- **CHALLENGES**
- 1) In the potty-training letter, how often did the parents set a timer for the boys?
- 2) Write the next part of the potty-training letter, picking up after its last sentence.

- **DOCUMENT SECTION**
━━━

A mom emailed me recently asking for advice. Instead of just giving her my opinion, I offered to post her question here for you to read and comment on.

Whizzlin
Creative Commons License photo credit: juhansonin

“HI Carrie. My name is Suzanne and I have 2-year-old boys who just turned 2. I live in Bend, Oregon, where we have a short summer and a long winter. A couple of friends suggested I PT my boys this summer — otherwise, we will be miserable doing it indoors or, worse, waiting until next summer, when they are 3 and more stubborn.

One of my boys seems somewhat ready — he tells us when he has a dirty diaper. The other is clueless — could sit in a landfill of poop and not care at all. We thought we would try the “ready” one, but then it seemed counterproductive to take diapers off of one but not the other, so for the last four days, we have let the two of them run around the yard without a diaper. Mostly naked, but today we put underwear on to see what would happen.
Basically we have been doing what you recommend here: http://www.contestformoms.com/parentingtips/potty-train-two-days.htm
But my question is: How long should it take for them to make progress? After four days, we are nowhere. The “ready” one does notice and get upset when he pees in underwear, but he does not make the connection between peeing and going over to the potty. We have two potties sitting out in the yard. When they were naked, the first three days, we would whisk them over to the potty when they started peeing, and sometimes they would pee in the potty and we would cheer. We also set a timer for every 20 minutes. Occasionally they would pee at the designated time, but not often.

━━━

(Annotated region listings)
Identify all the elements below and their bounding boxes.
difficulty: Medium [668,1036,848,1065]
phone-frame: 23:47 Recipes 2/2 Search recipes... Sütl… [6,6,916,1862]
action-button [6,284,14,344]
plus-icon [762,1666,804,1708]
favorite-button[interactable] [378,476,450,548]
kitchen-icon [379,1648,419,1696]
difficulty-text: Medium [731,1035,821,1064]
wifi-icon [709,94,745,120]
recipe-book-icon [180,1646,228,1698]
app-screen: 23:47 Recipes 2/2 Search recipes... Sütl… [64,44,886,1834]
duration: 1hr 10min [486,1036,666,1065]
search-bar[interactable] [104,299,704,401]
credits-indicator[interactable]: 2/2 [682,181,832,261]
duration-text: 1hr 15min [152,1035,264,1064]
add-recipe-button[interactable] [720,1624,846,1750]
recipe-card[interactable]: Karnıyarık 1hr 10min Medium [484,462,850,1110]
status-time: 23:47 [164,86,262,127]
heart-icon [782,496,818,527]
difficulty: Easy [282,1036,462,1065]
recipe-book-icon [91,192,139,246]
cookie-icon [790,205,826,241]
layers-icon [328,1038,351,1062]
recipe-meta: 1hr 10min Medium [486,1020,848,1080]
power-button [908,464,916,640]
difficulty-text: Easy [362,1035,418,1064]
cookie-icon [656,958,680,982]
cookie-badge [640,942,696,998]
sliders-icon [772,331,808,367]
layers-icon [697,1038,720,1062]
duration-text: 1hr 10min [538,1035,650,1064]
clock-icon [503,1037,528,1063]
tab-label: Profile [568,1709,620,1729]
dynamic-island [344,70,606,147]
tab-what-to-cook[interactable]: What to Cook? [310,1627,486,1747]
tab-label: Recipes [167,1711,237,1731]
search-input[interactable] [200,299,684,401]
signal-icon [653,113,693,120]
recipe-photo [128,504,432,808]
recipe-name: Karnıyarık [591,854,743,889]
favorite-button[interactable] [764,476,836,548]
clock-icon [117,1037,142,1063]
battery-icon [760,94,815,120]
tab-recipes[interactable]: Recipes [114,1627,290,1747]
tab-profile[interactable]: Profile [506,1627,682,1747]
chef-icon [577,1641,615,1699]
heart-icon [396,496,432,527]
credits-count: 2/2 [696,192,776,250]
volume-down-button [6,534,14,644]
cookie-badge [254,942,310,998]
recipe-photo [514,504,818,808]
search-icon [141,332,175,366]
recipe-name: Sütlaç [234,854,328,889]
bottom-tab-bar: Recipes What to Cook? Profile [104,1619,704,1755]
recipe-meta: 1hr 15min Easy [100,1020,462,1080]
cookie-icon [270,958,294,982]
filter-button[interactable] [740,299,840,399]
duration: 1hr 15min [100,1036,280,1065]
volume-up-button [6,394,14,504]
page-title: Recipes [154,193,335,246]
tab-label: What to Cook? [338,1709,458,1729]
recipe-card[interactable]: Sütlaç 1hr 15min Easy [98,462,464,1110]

━━━

- **ANSWERS TO THE TASKS**
- 1) Every 20 minutes.

- 2)
This is all very exhausting — I’ve had to basically stop working this week to work on PT fulltime with our nanny. I can’t do it next week, but it seems to be a fulltime, two-person job. It’s insanity, really. My friends tell me to keep plowing ahead — that it will take 2 to 3 weeks for the concept to click. But I am so discouraged — I see no progress.
Should we quit and try again in four months or so? But then it will be snowing outside and we will be trapped indoors and cleaning up accidents in the house.
My friends who have succeeded with the intensive approach tell me to keep going, but other friends say it is stupid to try to PT 2-year-olds — stop making myself crazy and wait until next summer.
On Day 5, we experimented with separating the boys — I took one to the park and our nanny took the other to a different park. The “ready” one did have somewhat of a breakthrough — when I said, “Toby, you’re peeing!” he ran over to the bathroom at the park. But that NEVER would have happened had the other twin been there. They distract each other too much. Most of the time, one person is on duty with the boys, and I don’t see how that person can manage this process.
Help!”
Suzanne
Do you have any words of wisdom for this mom? Please leave them in the comments below. :)
Thanks!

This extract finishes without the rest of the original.